SHORT TASK -> Count, in the entries, the lines with "konto". Answer with the number only.

STORED RECORDS ->

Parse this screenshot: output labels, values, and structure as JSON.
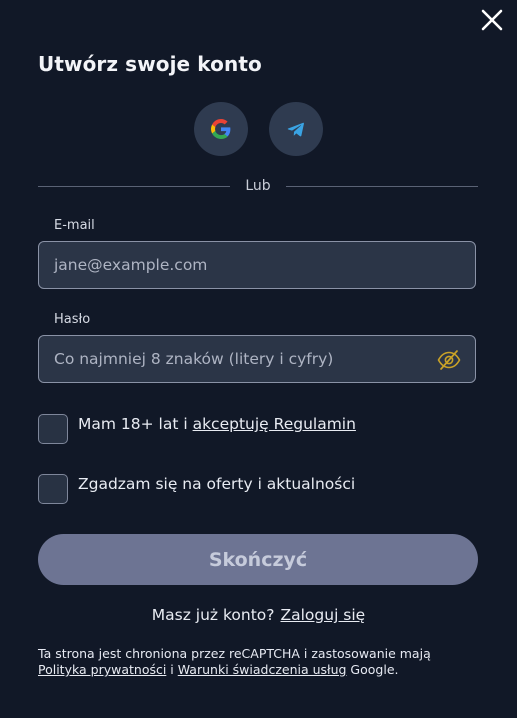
{
  "title": "Utwórz swoje konto",
  "social": {
    "google_icon": "google-g-icon",
    "telegram_icon": "telegram-paper-plane-icon"
  },
  "divider_text": "Lub",
  "email": {
    "label": "E-mail",
    "placeholder": "jane@example.com"
  },
  "password": {
    "label": "Hasło",
    "placeholder": "Co najmniej 8 znaków (litery i cyfry)",
    "toggle_icon": "eye-off-icon"
  },
  "checkboxes": [
    {
      "text": "Mam 18+ lat i ",
      "link": "akceptuję Regulamin",
      "checked": false
    },
    {
      "text": "Zgadzam się na oferty i aktualności",
      "checked": false
    }
  ],
  "submit_label": "Skończyć",
  "login": {
    "question": "Masz już konto?",
    "link": "Zaloguj się"
  },
  "footer": {
    "text1": "Ta strona jest chroniona przez reCAPTCHA i zastosowanie mają ",
    "privacy_link": "Polityka prywatności",
    "and": " i ",
    "terms_link": "Warunki świadczenia usług",
    "text2": " Google."
  },
  "colors": {
    "background": "#111827",
    "input_bg": "#2b3547",
    "submit_bg": "#6d7493",
    "eye_icon": "#c9a227"
  }
}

SOLVED PROBLEM -> 2